Dataset records
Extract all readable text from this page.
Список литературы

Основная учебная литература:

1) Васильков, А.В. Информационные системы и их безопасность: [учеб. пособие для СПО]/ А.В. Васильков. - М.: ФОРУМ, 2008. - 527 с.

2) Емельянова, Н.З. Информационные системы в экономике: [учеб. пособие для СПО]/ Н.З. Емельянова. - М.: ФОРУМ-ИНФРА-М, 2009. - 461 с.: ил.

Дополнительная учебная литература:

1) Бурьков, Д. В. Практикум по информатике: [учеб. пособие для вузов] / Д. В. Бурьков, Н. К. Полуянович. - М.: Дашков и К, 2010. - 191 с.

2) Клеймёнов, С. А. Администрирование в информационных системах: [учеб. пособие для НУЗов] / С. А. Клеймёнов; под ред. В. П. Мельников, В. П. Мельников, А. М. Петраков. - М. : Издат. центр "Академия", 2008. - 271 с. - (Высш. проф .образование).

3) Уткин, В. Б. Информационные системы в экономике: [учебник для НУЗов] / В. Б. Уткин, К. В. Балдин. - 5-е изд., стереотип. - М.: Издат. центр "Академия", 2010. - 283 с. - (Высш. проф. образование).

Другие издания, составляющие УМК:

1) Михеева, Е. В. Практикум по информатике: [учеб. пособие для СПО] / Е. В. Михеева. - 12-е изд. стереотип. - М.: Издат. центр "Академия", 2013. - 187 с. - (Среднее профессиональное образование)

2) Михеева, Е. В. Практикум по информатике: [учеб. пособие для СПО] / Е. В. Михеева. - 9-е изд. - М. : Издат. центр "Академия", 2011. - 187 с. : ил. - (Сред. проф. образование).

Work required:
Repeat the material from above exactly, word for word.

Answer to this problem:
Extract all readable text from this page.
Список литературы

Основная учебная литература:

1) Васильков, А.В. Информационные системы и их безопасность: [учеб. пособие для СПО]/ А.В. Васильков. - М.: ФОРУМ, 2008. - 527 с.

2) Емельянова, Н.З. Информационные системы в экономике: [учеб. пособие для СПО]/ Н.З. Емельянова. - М.: ФОРУМ-ИНФРА-М, 2009. - 461 с.: ил.

Дополнительная учебная литература:

1) Бурьков, Д. В. Практикум по информатике: [учеб. пособие для вузов] / Д. В. Бурьков, Н. К. Полуянович. - М.: Дашков и К, 2010. - 191 с.

2) Клеймёнов, С. А. Администрирование в информационных системах: [учеб. пособие для НУЗов] / С. А. Клеймёнов; под ред. В. П. Мельников, В. П. Мельников, А. М. Петраков. - М. : Издат. центр "Академия", 2008. - 271 с. - (Высш. проф .образование).

3) Уткин, В. Б. Информационные системы в экономике: [учебник для НУЗов] / В. Б. Уткин, К. В. Балдин. - 5-е изд., стереотип. - М.: Издат. центр "Академия", 2010. - 283 с. - (Высш. проф. образование).

Другие издания, составляющие УМК:

1) Михеева, Е. В. Практикум по информатике: [учеб. пособие для СПО] / Е. В. Михеева. - 12-е изд. стереотип. - М.: Издат. центр "Академия", 2013. - 187 с. - (Среднее профессиональное образование)

2) Михеева, Е. В. Практикум по информатике: [учеб. пособие для СПО] / Е. В. Михеева. - 9-е изд. - М. : Издат. центр "Академия", 2011. - 187 с. : ил. - (Сред. проф. образование).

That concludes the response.